» Directive
Your task is to copy the material exactly.

» Provided entries
◇ ◇ ◇ ◇
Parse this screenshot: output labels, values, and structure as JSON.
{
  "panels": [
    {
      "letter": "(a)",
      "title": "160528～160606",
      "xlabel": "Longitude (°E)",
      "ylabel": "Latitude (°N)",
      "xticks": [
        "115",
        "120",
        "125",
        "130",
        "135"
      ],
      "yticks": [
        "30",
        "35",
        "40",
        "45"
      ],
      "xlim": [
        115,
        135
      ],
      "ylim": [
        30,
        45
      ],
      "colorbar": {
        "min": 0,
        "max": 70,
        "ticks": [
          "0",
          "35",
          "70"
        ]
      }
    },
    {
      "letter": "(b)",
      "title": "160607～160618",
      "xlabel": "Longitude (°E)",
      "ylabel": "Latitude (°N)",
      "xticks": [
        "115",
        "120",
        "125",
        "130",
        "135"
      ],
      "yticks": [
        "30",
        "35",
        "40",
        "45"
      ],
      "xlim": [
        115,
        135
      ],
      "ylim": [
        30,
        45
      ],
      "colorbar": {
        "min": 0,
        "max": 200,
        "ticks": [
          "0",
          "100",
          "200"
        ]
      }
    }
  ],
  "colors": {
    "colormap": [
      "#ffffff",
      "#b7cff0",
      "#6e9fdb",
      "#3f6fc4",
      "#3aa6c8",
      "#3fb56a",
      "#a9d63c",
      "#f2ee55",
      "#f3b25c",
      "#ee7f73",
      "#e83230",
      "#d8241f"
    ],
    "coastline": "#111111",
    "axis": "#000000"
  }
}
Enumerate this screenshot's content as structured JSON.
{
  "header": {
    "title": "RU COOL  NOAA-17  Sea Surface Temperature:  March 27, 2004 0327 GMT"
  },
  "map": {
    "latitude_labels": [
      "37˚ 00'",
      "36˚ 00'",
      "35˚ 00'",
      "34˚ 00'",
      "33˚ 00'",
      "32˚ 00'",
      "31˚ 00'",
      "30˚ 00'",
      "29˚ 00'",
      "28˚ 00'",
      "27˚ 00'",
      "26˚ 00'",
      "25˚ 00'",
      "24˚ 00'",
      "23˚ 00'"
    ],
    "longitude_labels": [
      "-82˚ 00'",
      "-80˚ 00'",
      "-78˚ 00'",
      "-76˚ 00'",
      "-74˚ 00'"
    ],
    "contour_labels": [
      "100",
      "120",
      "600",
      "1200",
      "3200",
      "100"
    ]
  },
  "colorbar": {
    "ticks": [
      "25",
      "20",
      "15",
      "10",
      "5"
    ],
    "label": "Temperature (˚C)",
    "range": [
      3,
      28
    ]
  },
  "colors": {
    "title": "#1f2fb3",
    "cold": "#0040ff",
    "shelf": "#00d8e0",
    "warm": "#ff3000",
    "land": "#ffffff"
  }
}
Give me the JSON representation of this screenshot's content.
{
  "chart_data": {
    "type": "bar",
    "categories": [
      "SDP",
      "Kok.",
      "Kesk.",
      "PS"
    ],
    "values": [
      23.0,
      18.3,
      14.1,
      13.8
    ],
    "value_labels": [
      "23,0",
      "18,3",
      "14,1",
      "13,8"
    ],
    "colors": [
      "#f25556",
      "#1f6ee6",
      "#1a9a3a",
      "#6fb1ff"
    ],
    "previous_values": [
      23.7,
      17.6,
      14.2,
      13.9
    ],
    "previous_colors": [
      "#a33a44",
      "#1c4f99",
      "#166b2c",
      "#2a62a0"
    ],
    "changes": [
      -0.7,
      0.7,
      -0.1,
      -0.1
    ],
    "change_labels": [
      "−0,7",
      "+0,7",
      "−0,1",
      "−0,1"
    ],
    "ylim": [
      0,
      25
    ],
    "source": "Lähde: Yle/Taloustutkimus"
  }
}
◇ ◇ ◇ ◇
» Answer for this exercise
Parse this screenshot: output labels, values, and structure as JSON.
{
  "panels": [
    {
      "letter": "(a)",
      "title": "160528～160606",
      "xlabel": "Longitude (°E)",
      "ylabel": "Latitude (°N)",
      "xticks": [
        "115",
        "120",
        "125",
        "130",
        "135"
      ],
      "yticks": [
        "30",
        "35",
        "40",
        "45"
      ],
      "xlim": [
        115,
        135
      ],
      "ylim": [
        30,
        45
      ],
      "colorbar": {
        "min": 0,
        "max": 70,
        "ticks": [
          "0",
          "35",
          "70"
        ]
      }
    },
    {
      "letter": "(b)",
      "title": "160607～160618",
      "xlabel": "Longitude (°E)",
      "ylabel": "Latitude (°N)",
      "xticks": [
        "115",
        "120",
        "125",
        "130",
        "135"
      ],
      "yticks": [
        "30",
        "35",
        "40",
        "45"
      ],
      "xlim": [
        115,
        135
      ],
      "ylim": [
        30,
        45
      ],
      "colorbar": {
        "min": 0,
        "max": 200,
        "ticks": [
          "0",
          "100",
          "200"
        ]
      }
    }
  ],
  "colors": {
    "colormap": [
      "#ffffff",
      "#b7cff0",
      "#6e9fdb",
      "#3f6fc4",
      "#3aa6c8",
      "#3fb56a",
      "#a9d63c",
      "#f2ee55",
      "#f3b25c",
      "#ee7f73",
      "#e83230",
      "#d8241f"
    ],
    "coastline": "#111111",
    "axis": "#000000"
  }
}
Enumerate this screenshot's content as structured JSON.
{
  "header": {
    "title": "RU COOL  NOAA-17  Sea Surface Temperature:  March 27, 2004 0327 GMT"
  },
  "map": {
    "latitude_labels": [
      "37˚ 00'",
      "36˚ 00'",
      "35˚ 00'",
      "34˚ 00'",
      "33˚ 00'",
      "32˚ 00'",
      "31˚ 00'",
      "30˚ 00'",
      "29˚ 00'",
      "28˚ 00'",
      "27˚ 00'",
      "26˚ 00'",
      "25˚ 00'",
      "24˚ 00'",
      "23˚ 00'"
    ],
    "longitude_labels": [
      "-82˚ 00'",
      "-80˚ 00'",
      "-78˚ 00'",
      "-76˚ 00'",
      "-74˚ 00'"
    ],
    "contour_labels": [
      "100",
      "120",
      "600",
      "1200",
      "3200",
      "100"
    ]
  },
  "colorbar": {
    "ticks": [
      "25",
      "20",
      "15",
      "10",
      "5"
    ],
    "label": "Temperature (˚C)",
    "range": [
      3,
      28
    ]
  },
  "colors": {
    "title": "#1f2fb3",
    "cold": "#0040ff",
    "shelf": "#00d8e0",
    "warm": "#ff3000",
    "land": "#ffffff"
  }
}
Give me the JSON representation of this screenshot's content.
{
  "chart_data": {
    "type": "bar",
    "categories": [
      "SDP",
      "Kok.",
      "Kesk.",
      "PS"
    ],
    "values": [
      23.0,
      18.3,
      14.1,
      13.8
    ],
    "value_labels": [
      "23,0",
      "18,3",
      "14,1",
      "13,8"
    ],
    "colors": [
      "#f25556",
      "#1f6ee6",
      "#1a9a3a",
      "#6fb1ff"
    ],
    "previous_values": [
      23.7,
      17.6,
      14.2,
      13.9
    ],
    "previous_colors": [
      "#a33a44",
      "#1c4f99",
      "#166b2c",
      "#2a62a0"
    ],
    "changes": [
      -0.7,
      0.7,
      -0.1,
      -0.1
    ],
    "change_labels": [
      "−0,7",
      "+0,7",
      "−0,1",
      "−0,1"
    ],
    "ylim": [
      0,
      25
    ],
    "source": "Lähde: Yle/Taloustutkimus"
  }
}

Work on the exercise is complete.